- _DIE AUFGABE_
Überarbeite bitte einen Abschnitt aus dem Text über die Kunstpassanten-Führung, beginnend mit „Im Rahmen des“ und weiter bis einschließlich „subtile Kapitalismuskritik durchscheinen.“. Gib ihn wieder und ersetze darin „Stutz“ durch „Franken“.

- _AUSGANGSTEXT_
Im Rahmen des Projekts Kunstpassanten sind ich & Co. vom Treffpunkt im Zürcher Hbf aus erst kreuz und quer durch die Stadt und dann bis nach Schlieren (jwd) mitgegangen. Unser Anführer San Keller (nach dem ein ganzes Museum benannt ist) macht ganz lustige Konzeptkunst und stellte diese Führung durch die Zürcher Gemeinde unter das Motto „Egal“.

Sein gesamtes Honorar von immerhin achthundert Stutz teilte Meister San unter denjenigen auf, die auf dieser 5 Stunden (Tor-)Tour durch Zürich bis raus in die Agglo im Limmattal mehrheitsfähige Sehenswürdigkeiten vorschlugen, an Ort und Stelle der Attraktion angelangt hierzu referierten und selbstverständlich bis zum Ende der Veranstaltung tapfer durchhielten. Dieser Ansatz von egalitärer Teilhabe respektive pekuniärer Umverteilung durch San Keller ist bemerkenswert und lässt subtile Kapitalismuskritik durchscheinen.

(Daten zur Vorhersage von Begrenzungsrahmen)
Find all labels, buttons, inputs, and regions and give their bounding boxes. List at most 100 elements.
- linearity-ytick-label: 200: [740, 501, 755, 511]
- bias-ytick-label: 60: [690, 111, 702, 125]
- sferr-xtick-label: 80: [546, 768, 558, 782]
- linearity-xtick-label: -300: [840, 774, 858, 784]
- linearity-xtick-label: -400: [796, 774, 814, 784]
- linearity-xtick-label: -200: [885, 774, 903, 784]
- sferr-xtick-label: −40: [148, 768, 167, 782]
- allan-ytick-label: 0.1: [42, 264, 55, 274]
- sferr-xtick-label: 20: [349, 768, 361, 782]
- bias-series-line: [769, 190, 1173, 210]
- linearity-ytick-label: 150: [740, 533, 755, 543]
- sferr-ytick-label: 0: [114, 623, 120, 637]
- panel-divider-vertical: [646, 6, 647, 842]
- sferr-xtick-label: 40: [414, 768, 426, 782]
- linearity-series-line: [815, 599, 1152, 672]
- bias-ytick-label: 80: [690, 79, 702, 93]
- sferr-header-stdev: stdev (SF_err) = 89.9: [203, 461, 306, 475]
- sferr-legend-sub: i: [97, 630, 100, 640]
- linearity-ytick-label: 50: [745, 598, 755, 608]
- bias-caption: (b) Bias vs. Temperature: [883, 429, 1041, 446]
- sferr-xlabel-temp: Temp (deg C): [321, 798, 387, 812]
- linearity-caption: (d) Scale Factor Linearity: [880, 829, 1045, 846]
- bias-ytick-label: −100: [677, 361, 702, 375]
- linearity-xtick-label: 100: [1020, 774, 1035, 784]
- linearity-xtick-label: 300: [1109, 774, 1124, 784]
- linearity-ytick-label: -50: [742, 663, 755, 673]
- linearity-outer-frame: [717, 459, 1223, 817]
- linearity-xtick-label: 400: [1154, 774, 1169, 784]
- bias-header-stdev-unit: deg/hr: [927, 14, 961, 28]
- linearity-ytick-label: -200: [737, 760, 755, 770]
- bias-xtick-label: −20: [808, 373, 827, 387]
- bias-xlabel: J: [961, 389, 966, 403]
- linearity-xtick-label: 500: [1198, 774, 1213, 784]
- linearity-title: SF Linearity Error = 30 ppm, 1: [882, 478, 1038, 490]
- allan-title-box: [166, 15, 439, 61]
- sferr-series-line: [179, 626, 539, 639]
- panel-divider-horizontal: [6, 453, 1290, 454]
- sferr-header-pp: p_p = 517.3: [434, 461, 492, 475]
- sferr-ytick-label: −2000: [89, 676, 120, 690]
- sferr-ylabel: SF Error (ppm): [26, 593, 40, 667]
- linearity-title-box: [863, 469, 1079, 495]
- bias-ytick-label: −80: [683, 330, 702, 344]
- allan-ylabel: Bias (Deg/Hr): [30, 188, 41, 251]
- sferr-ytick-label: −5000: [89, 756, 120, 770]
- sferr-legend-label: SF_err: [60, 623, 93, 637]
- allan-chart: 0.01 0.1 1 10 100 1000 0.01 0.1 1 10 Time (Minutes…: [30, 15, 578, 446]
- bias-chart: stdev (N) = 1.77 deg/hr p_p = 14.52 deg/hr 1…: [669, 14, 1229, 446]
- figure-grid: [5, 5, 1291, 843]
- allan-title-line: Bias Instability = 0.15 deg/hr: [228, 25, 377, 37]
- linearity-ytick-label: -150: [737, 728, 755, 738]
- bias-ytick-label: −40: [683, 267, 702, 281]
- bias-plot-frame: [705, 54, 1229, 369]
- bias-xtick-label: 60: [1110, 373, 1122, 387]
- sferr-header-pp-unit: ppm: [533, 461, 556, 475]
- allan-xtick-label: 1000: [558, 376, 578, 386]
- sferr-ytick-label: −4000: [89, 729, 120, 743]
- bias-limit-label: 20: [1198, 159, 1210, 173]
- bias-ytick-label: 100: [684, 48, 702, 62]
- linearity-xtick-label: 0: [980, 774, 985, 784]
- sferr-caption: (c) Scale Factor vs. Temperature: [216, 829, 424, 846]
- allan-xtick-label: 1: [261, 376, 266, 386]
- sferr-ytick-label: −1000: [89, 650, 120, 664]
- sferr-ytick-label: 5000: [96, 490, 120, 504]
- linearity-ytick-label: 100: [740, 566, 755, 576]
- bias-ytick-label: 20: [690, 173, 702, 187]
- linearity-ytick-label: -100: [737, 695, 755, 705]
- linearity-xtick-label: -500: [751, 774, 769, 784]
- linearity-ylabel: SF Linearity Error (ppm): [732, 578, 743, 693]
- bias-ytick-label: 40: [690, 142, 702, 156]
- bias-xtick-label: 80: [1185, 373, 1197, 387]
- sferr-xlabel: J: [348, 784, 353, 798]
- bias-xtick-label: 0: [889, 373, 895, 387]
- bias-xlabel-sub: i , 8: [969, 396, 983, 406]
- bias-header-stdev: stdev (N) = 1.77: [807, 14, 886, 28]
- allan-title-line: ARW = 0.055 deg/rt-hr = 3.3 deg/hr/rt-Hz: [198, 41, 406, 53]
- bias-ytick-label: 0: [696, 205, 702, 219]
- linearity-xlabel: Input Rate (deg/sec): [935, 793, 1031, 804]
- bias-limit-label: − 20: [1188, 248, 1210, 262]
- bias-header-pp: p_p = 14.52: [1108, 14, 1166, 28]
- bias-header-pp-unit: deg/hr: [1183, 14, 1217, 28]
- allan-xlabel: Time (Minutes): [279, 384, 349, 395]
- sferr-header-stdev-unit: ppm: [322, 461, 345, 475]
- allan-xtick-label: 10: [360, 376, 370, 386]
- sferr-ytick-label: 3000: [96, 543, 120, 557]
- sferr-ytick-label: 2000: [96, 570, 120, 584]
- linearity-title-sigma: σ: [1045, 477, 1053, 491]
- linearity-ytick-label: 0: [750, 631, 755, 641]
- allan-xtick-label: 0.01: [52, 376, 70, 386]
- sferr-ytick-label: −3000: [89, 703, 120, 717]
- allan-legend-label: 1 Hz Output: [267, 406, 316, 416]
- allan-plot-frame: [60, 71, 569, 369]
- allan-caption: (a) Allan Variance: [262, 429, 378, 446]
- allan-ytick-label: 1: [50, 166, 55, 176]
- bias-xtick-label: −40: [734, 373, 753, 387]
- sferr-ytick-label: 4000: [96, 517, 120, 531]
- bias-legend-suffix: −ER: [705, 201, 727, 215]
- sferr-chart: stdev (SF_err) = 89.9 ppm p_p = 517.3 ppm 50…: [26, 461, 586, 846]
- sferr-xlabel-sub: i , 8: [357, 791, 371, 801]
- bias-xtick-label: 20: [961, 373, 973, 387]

- _ERGEBNIS_
Im Rahmen des Projekts Kunstpassanten sind ich & Co. vom Treffpunkt im Zürcher Hbf aus erst kreuz und quer durch die Stadt und dann bis nach Schlieren (jwd) mitgegangen. Unser Anführer San Keller (nach dem ein ganzes Museum benannt ist) macht ganz lustige Konzeptkunst und stellte diese Führung durch die Zürcher Gemeinde unter das Motto „Egal“.

Sein gesamtes Honorar von immerhin achthundert Franken teilte Meister San unter denjenigen auf, die auf dieser 5 Stunden (Tor-)Tour durch Zürich bis raus in die Agglo im Limmattal mehrheitsfähige Sehenswürdigkeiten vorschlugen, an Ort und Stelle der Attraktion angelangt hierzu referierten und selbstverständlich bis zum Ende der Veranstaltung tapfer durchhielten. Dieser Ansatz von egalitärer Teilhabe respektive pekuniärer Umverteilung durch San Keller ist bemerkenswert und lässt subtile Kapitalismuskritik durchscheinen.